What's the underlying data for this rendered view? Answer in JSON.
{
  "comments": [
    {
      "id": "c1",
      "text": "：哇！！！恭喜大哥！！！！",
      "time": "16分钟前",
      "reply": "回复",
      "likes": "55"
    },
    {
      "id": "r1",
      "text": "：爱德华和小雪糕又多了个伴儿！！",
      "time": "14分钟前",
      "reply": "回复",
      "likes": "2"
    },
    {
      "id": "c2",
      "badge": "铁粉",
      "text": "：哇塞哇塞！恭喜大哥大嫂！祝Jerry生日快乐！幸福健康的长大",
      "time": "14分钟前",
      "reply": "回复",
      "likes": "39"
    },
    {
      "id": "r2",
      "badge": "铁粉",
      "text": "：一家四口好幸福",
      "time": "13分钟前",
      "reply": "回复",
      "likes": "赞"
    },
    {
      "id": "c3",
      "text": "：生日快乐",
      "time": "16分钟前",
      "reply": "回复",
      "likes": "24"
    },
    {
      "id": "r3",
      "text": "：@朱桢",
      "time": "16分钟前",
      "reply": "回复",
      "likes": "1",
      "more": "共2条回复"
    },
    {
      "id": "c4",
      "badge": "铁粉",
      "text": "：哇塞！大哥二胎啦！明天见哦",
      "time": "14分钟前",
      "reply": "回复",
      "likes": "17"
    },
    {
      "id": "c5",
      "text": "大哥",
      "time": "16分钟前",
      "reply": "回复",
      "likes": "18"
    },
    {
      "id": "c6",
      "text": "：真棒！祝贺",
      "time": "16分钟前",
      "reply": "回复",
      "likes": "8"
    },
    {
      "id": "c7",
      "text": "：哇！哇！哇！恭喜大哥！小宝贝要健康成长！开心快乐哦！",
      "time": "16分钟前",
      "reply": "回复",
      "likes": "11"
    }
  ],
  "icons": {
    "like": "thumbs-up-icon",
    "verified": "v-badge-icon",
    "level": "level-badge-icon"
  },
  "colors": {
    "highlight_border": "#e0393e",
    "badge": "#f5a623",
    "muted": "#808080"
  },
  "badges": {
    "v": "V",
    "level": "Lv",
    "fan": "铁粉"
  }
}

* * * * * * * * *

PROBLEM REQUIREMENTS -
Transcribe every entry exactly.

RESPONSE FOR THIS EXERCISE -
What's the underlying data for this rendered view? Answer in JSON.
{
  "comments": [
    {
      "id": "c1",
      "text": "：哇！！！恭喜大哥！！！！",
      "time": "16分钟前",
      "reply": "回复",
      "likes": "55"
    },
    {
      "id": "r1",
      "text": "：爱德华和小雪糕又多了个伴儿！！",
      "time": "14分钟前",
      "reply": "回复",
      "likes": "2"
    },
    {
      "id": "c2",
      "badge": "铁粉",
      "text": "：哇塞哇塞！恭喜大哥大嫂！祝Jerry生日快乐！幸福健康的长大",
      "time": "14分钟前",
      "reply": "回复",
      "likes": "39"
    },
    {
      "id": "r2",
      "badge": "铁粉",
      "text": "：一家四口好幸福",
      "time": "13分钟前",
      "reply": "回复",
      "likes": "赞"
    },
    {
      "id": "c3",
      "text": "：生日快乐",
      "time": "16分钟前",
      "reply": "回复",
      "likes": "24"
    },
    {
      "id": "r3",
      "text": "：@朱桢",
      "time": "16分钟前",
      "reply": "回复",
      "likes": "1",
      "more": "共2条回复"
    },
    {
      "id": "c4",
      "badge": "铁粉",
      "text": "：哇塞！大哥二胎啦！明天见哦",
      "time": "14分钟前",
      "reply": "回复",
      "likes": "17"
    },
    {
      "id": "c5",
      "text": "大哥",
      "time": "16分钟前",
      "reply": "回复",
      "likes": "18"
    },
    {
      "id": "c6",
      "text": "：真棒！祝贺",
      "time": "16分钟前",
      "reply": "回复",
      "likes": "8"
    },
    {
      "id": "c7",
      "text": "：哇！哇！哇！恭喜大哥！小宝贝要健康成长！开心快乐哦！",
      "time": "16分钟前",
      "reply": "回复",
      "likes": "11"
    }
  ],
  "icons": {
    "like": "thumbs-up-icon",
    "verified": "v-badge-icon",
    "level": "level-badge-icon"
  },
  "colors": {
    "highlight_border": "#e0393e",
    "badge": "#f5a623",
    "muted": "#808080"
  },
  "badges": {
    "v": "V",
    "level": "Lv",
    "fan": "铁粉"
  }
}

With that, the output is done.